> **Section du document**

Mettre en œuvre la semaine de quatre jours : pourquoi, pour qui, comment ?
Cet article est l’aboutissement de notre modal de 2A (module appliqué en laboratoire) qui s’est concentré sur l’étude de la mise en œuvre de la semaine de quatre jours en entreprise, les motivations et les modalités qui la sous-tendent, et son évaluation. Nous avons réalisé ce modal avec Florence Charue-Duboc, chercheuse au Centre de recherche en gestion de l’École polytechnique, que nous remercions vivement.

> **Extrait de données**
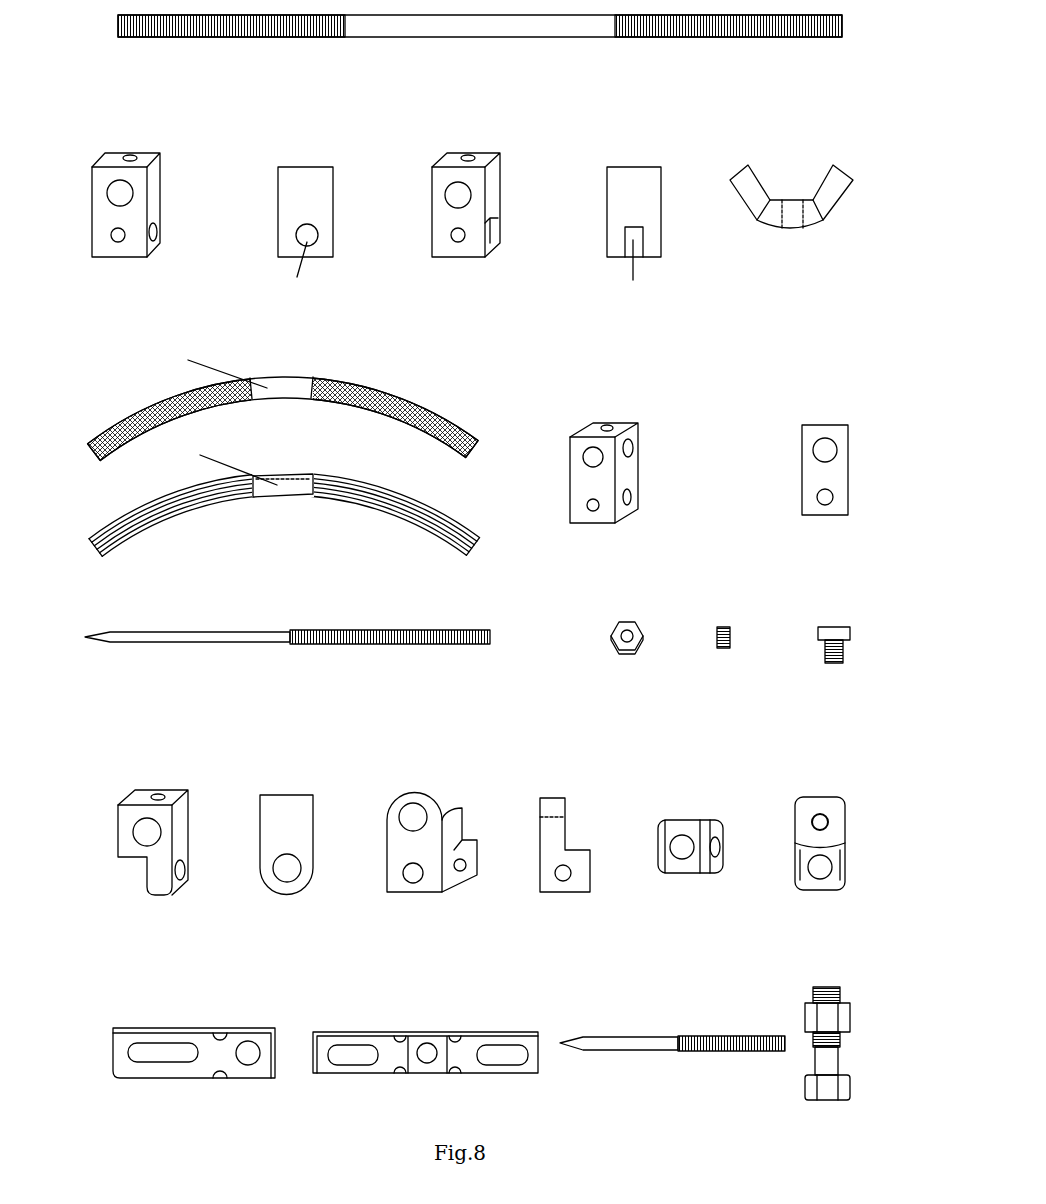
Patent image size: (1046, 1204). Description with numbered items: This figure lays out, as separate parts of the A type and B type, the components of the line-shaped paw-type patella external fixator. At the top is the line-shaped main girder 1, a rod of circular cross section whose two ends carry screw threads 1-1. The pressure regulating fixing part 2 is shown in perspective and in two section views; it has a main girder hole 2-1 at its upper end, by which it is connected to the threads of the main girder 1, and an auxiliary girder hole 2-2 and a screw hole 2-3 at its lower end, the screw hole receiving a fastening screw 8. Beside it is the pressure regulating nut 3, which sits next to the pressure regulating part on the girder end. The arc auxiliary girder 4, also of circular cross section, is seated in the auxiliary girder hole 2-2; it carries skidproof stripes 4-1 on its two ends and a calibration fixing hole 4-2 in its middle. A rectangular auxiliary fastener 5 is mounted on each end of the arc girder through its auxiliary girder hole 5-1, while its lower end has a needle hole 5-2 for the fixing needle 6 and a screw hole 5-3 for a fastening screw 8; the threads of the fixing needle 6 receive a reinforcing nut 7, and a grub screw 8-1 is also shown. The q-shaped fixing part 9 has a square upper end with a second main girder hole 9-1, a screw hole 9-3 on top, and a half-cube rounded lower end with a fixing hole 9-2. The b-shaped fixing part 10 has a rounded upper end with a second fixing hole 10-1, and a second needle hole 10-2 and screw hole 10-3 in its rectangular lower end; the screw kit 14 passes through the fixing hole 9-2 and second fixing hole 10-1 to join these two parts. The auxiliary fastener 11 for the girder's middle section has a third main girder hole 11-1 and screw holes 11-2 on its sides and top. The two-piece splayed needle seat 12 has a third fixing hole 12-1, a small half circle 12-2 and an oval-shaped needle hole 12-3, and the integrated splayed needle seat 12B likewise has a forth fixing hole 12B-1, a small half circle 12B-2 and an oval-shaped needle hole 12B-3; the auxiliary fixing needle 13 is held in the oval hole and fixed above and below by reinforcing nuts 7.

> **À faire**
1. Relevez toutes les tournures interrogatives qui figurent dans le titre de l'article sur la semaine de quatre jours.
2. Recopiez fidèlement le passage de l'article sur la semaine de quatre jours qui va de « Cet article est » jusqu'à « nous remercions vivement. » inclus.
3. Poursuivez l'article sur la semaine de quatre jours à partir de l'endroit où il s'arrête.
Le matériel ci-dessus n'a aucun rôle dans ce travail.

> **Réponses dans l'ordre**
1. pourquoi, pour qui, comment

2.
Cet article est l’aboutissement de notre modal de 2A (module appliqué en laboratoire) qui s’est concentré sur l’étude de la mise en œuvre de la semaine de quatre jours en entreprise, les motivations et les modalités qui la sous-tendent, et son évaluation. Nous avons réalisé ce modal avec Florence Charue-Duboc, chercheuse au Centre de recherche en gestion de l’École polytechnique, que nous remercions vivement.

3.
En janvier 2024, Gabriel Attal, alors Premier ministre, se déclare favorable à des « semaines différenciées » et à la « semaine en quatre jours » sans réduction du temps de travail. Reprise de nombreuses fois dans les médias, sa prise de parole fait resurgir un engouement autour du thème de la semaine de quatre jours, porté tant par le grand public que par des spécialistes en gestion. À l’image de la promotion X2022 dont font partie les deux autrices de cet article, les jeunes qui sont sur le point d’entrer sur le marché du travail s’interrogent sur le futur du travail et aspirent à une flexibilité, dont la semaine de quatre jours pourrait faire partie.
Plusieurs questions s’imposent alors : pourquoi ce sujet est-il autant débattu aujourd’hui ? Quelles sont les raisons qui poussent les entreprises à s’y intéresser ? Ce fut l’objet de notre enquête auprès de treize personnes issues du monde de l’entreprise et de l’entrepreneuriat.
Réduction du temps de travail ou transformation du travail ?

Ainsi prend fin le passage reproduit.